BEGIN Entries supplied
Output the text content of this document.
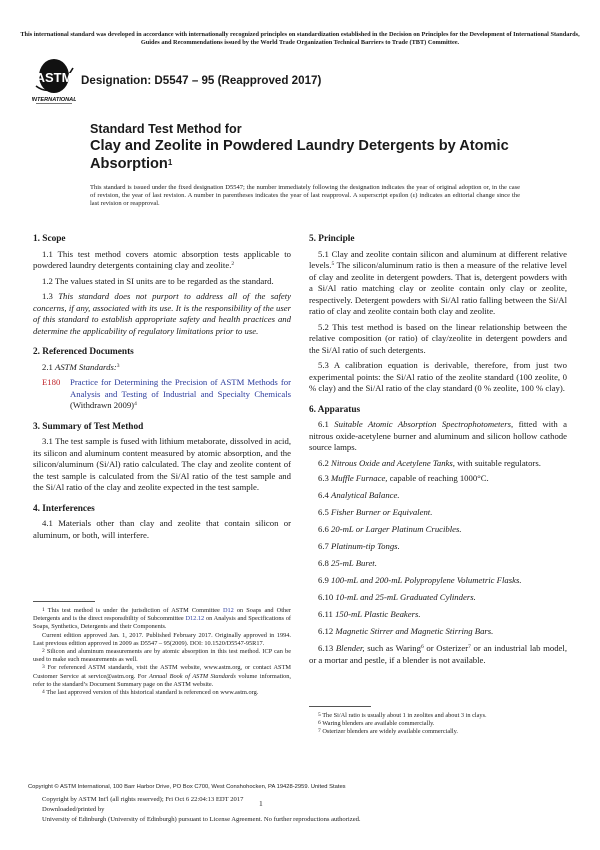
This international standard was developed in accordance with internationally recognized principles on standardization established in the Decision on Principles for the Development of International Standards, Guides and Recommendations issued by the World Trade Organization Technical Barriers to Trade (TBT) Committee.
ASTM
INTERNATIONAL
Designation: D5547 – 95 (Reapproved 2017)
Standard Test Method for
Clay and Zeolite in Powdered Laundry Detergents by Atomic Absorption$^1$
This standard is issued under the fixed designation D5547; the number immediately following the designation indicates the year of original adoption or, in the case of revision, the year of last revision. A number in parentheses indicates the year of last reapproval. A superscript epsilon (ε) indicates an editorial change since the last revision or reapproval.
1. Scope

1.1 This test method covers atomic absorption tests applicable to powdered laundry detergents containing clay and zeolite.$^2$

1.2 The values stated in SI units are to be regarded as the standard.

1.3 This standard does not purport to address all of the safety concerns, if any, associated with its use. It is the responsibility of the user of this standard to establish appropriate safety and health practices and determine the applicability of regulatory limitations prior to use.

2. Referenced Documents

2.1 ASTM Standards:$^3$

E180	Practice for Determining the Precision of ASTM Methods for Analysis and Testing of Industrial and Specialty Chemicals (Withdrawn 2009)$^4$
3. Summary of Test Method

3.1 The test sample is fused with lithium metaborate, dissolved in acid, its silicon and aluminum content measured by atomic absorption, and the silicon/aluminum (Si/Al) ratio calculated. The clay and zeolite content of the test sample is calculated from the Si/Al ratio of the test sample and the Si/Al ratio of the clay and zeolite expected in the test sample.

4. Interferences

4.1 Materials other than clay and zeolite that contain silicon or aluminum, or both, will interfere.

$^1$ This test method is under the jurisdiction of ASTM Committee D12 on Soaps and Other Detergents and is the direct responsibility of Subcommittee D12.12 on Analysis and Specifications of Soaps, Synthetics, Detergents and their Components.

Current edition approved Jan. 1, 2017. Published February 2017. Originally approved in 1994. Last previous edition approved in 2009 as D5547 – 95(2009). DOI: 10.1520/D5547-95R17.

$^2$ Silicon and aluminum measurements are by atomic absorption in this test method. ICP can be used to make such measurements as well.

$^3$ For referenced ASTM standards, visit the ASTM website, www.astm.org, or contact ASTM Customer Service at service@astm.org. For Annual Book of ASTM Standards volume information, refer to the standard’s Document Summary page on the ASTM website.

$^4$ The last approved version of this historical standard is referenced on www.astm.org.

5. Principle

5.1 Clay and zeolite contain silicon and aluminum at different relative levels.$^5$ The silicon/aluminum ratio is then a measure of the relative level of clay and zeolite in detergent powders. That is, detergent powders with a Si/Al ratio matching clay or zeolite contain only clay or zeolite, respectively. Detergent powders with Si/Al ratio falling between the Si/Al ratio of clay and zeolite contain both clay and zeolite.

5.2 This test method is based on the linear relationship between the relative composition (or ratio) of clay/zeolite in detergent powders and the Si/Al ratio of such detergents.

5.3 A calibration equation is derivable, therefore, from just two experimental points: the Si/Al ratio of the zeolite standard (100 zeolite, 0 % clay) and the Si/Al ratio of the clay standard (0 % zeolite, 100 % clay).

6. Apparatus

6.1 Suitable Atomic Absorption Spectrophotometers, fitted with a nitrous oxide-acetylene burner and aluminum and silicon hollow cathode source lamps.

6.2 Nitrous Oxide and Acetylene Tanks, with suitable regulators.

6.3 Muffle Furnace, capable of reaching 1000°C.

6.4 Analytical Balance.
6.5 Fisher Burner or Equivalent.
6.6 20-mL or Larger Platinum Crucibles.
6.7 Platinum-tip Tongs.
6.8 25-mL Buret.
6.9 100-mL and 200-mL Polypropylene Volumetric Flasks.
6.10 10-mL and 25-mL Graduated Cylinders.
6.11 150-mL Plastic Beakers.
6.12 Magnetic Stirrer and Magnetic Stirring Bars.

6.13 Blender, such as Waring$^6$ or Osterizer$^7$ or an industrial lab model, or a mortar and pestle, if a blender is not available.

$^5$ The Si/Al ratio is usually about 1 in zeolites and about 3 in clays.

$^6$ Waring blenders are available commercially.

$^7$ Osterizer blenders are widely available commercially.

Copyright © ASTM International, 100 Barr Harbor Drive, PO Box C700, West Conshohocken, PA 19428-2959. United States
Copyright by ASTM Int'l (all rights reserved); Fri Oct 6 22:04:13 EDT 2017
Downloaded/printed by
University of Edinburgh (University of Edinburgh) pursuant to License Agreement. No further reproductions authorized.
1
END Entries supplied
Objective –
In the entries above, find each line with the word "relative" and show it.

Expected answer –
5.1 Clay and zeolite contain silicon and aluminum at different relative levels.$^5$ The silicon/aluminum ratio is then a measure of the relative level of clay and zeolite in detergent powders. That is, detergent powders with a Si/Al ratio matching clay or zeolite contain only clay or zeolite, respectively. Detergent powders with Si/Al ratio falling between the Si/Al ratio of clay and zeolite contain both clay and zeolite.
5.2 This test method is based on the linear relationship between the relative composition (or ratio) of clay/zeolite in detergent powders and the Si/Al ratio of such detergents.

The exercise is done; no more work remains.